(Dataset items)
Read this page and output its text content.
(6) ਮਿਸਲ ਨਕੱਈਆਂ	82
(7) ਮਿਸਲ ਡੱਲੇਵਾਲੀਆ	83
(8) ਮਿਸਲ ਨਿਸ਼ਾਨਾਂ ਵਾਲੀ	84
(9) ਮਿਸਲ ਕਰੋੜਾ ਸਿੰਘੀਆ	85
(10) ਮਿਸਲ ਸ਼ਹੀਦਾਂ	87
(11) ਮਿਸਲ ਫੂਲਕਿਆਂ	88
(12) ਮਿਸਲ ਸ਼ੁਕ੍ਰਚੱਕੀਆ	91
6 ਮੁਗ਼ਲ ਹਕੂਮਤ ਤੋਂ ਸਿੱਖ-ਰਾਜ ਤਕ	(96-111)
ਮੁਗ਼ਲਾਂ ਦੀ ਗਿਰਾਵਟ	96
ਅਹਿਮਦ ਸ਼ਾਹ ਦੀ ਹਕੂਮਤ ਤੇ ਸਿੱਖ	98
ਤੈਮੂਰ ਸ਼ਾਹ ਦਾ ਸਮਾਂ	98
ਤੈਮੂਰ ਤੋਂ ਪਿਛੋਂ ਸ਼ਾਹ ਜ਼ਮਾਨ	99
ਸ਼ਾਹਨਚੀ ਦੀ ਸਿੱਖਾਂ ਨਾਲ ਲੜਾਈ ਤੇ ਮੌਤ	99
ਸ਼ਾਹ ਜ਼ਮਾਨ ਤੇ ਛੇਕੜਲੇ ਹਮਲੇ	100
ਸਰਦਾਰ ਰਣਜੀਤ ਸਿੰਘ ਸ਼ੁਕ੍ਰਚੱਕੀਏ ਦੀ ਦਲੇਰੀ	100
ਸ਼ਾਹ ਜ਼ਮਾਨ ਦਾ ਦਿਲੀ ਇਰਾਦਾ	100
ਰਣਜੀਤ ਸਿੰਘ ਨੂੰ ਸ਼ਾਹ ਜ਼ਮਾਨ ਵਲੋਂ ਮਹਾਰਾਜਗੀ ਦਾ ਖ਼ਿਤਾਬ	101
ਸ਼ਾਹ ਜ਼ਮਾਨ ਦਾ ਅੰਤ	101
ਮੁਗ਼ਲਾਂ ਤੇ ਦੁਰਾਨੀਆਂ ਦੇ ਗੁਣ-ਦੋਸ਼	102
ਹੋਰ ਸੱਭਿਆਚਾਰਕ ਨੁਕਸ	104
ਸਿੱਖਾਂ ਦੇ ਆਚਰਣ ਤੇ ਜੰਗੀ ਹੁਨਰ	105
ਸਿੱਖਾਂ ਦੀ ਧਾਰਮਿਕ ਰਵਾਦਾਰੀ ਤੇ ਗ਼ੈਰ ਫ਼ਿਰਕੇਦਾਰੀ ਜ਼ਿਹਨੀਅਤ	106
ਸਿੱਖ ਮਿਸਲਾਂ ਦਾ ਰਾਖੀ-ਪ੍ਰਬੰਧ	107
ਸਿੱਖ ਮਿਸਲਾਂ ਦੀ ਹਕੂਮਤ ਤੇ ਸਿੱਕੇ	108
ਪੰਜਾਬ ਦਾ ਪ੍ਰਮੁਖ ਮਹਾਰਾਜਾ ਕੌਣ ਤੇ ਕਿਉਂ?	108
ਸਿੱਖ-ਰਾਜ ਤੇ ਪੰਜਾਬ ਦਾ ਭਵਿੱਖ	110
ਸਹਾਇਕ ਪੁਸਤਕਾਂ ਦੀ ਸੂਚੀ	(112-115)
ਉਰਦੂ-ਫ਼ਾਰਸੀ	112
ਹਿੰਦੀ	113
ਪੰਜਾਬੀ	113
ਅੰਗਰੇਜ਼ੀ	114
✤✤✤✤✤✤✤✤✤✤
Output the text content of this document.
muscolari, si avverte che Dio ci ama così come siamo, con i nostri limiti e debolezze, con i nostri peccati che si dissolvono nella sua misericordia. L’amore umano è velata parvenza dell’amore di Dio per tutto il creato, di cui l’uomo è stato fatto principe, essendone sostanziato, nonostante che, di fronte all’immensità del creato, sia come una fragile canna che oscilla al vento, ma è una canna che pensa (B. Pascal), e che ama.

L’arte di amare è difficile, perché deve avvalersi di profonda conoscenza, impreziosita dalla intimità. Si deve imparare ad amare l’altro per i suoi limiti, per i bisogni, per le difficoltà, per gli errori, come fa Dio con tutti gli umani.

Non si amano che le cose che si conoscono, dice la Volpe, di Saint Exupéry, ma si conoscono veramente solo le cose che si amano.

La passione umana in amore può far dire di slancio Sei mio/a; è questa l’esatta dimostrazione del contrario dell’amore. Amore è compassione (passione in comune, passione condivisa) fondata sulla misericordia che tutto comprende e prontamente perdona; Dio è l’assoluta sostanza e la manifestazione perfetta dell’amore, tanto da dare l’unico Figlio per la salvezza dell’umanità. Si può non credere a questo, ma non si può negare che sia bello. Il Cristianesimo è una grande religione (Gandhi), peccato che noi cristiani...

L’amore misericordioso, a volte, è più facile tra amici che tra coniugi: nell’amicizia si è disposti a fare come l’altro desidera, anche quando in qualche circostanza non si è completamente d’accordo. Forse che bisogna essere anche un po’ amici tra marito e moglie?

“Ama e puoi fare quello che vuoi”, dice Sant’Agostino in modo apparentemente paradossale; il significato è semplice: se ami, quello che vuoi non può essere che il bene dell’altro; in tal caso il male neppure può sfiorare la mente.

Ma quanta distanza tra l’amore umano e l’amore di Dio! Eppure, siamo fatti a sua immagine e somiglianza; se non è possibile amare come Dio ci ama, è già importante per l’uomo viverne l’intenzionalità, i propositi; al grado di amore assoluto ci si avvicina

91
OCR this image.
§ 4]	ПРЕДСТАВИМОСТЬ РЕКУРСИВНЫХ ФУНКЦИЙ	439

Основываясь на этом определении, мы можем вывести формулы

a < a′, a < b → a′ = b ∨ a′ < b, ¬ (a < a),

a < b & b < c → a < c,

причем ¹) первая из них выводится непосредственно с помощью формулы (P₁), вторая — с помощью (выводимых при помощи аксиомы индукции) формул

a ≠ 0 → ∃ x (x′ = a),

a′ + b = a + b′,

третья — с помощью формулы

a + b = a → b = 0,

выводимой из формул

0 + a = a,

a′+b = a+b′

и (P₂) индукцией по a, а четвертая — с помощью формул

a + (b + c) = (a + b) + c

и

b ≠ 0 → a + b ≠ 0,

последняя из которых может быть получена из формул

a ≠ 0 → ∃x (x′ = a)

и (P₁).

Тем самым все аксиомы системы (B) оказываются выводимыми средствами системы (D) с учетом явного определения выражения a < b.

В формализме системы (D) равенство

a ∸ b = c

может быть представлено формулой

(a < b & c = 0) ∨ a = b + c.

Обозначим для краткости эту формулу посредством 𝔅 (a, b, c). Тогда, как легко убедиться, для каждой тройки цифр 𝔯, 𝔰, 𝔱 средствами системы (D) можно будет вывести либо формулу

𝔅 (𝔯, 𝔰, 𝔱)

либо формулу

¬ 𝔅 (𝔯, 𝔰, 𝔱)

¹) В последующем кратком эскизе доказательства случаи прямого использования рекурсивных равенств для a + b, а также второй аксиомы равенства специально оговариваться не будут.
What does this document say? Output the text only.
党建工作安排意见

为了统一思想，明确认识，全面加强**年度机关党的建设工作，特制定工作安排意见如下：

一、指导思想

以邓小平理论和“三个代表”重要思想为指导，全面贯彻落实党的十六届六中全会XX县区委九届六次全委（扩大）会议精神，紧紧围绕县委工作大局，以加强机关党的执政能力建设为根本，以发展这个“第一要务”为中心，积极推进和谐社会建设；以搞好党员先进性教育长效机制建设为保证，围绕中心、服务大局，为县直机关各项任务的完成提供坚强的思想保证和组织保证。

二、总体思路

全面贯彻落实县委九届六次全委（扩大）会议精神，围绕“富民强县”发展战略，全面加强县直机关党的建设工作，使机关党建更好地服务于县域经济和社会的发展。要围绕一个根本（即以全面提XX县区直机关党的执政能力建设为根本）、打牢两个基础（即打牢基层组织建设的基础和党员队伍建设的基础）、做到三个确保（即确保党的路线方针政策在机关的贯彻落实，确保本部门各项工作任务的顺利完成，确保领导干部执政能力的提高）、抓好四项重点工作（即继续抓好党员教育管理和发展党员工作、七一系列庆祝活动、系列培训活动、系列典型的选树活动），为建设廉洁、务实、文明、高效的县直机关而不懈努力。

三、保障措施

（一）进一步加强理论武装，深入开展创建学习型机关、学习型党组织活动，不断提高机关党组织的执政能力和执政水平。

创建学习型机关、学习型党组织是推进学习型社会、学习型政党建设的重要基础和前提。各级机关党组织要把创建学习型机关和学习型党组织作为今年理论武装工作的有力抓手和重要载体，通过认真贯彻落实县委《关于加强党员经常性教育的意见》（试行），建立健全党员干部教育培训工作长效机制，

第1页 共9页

[THE TASK]:
Lines holding the word "вывести" should be counted across the entries; state only how many there are.

[PROBLEM SOLUTION]:
2